Using the data below, determine the number of lines that include the string "装机之家www". Write only that number.

## Material to process:
++++++++++++++++++++
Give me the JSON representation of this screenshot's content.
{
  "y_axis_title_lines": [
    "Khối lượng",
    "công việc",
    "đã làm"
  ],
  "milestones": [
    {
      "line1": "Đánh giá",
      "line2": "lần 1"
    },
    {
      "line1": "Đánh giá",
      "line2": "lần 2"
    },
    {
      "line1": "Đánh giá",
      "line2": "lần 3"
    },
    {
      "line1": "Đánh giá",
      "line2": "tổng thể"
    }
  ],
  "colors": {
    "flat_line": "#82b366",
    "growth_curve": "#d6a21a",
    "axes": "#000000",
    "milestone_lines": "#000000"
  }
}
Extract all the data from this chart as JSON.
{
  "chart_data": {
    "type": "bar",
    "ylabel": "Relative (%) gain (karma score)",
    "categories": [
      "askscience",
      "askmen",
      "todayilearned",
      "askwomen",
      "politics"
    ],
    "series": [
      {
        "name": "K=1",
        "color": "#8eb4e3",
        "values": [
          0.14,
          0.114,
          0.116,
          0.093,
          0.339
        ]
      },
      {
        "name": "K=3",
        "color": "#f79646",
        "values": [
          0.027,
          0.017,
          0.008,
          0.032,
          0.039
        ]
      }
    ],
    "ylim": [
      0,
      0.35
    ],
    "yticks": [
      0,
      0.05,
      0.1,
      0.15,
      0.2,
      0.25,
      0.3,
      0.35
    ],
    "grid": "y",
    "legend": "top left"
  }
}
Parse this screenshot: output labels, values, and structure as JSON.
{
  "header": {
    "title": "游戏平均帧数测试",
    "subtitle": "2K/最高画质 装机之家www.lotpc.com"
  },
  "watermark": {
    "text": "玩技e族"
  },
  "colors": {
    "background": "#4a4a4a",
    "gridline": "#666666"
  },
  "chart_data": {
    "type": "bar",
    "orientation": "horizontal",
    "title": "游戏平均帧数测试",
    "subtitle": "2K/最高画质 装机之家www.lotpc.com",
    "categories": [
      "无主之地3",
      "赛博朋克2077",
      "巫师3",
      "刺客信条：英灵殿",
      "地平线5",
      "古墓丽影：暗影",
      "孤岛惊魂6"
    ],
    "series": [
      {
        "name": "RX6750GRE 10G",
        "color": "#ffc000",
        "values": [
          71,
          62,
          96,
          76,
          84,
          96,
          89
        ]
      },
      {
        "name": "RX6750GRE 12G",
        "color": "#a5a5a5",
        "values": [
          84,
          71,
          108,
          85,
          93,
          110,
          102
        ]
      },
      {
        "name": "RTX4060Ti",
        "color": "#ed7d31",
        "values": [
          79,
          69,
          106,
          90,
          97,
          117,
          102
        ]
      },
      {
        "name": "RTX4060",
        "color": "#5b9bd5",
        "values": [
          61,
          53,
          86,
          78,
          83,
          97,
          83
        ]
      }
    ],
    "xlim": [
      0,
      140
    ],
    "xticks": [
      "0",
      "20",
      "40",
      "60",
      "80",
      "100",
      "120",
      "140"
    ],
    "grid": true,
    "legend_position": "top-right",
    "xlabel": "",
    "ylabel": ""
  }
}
++++++++++++++++++++
## Full response:
2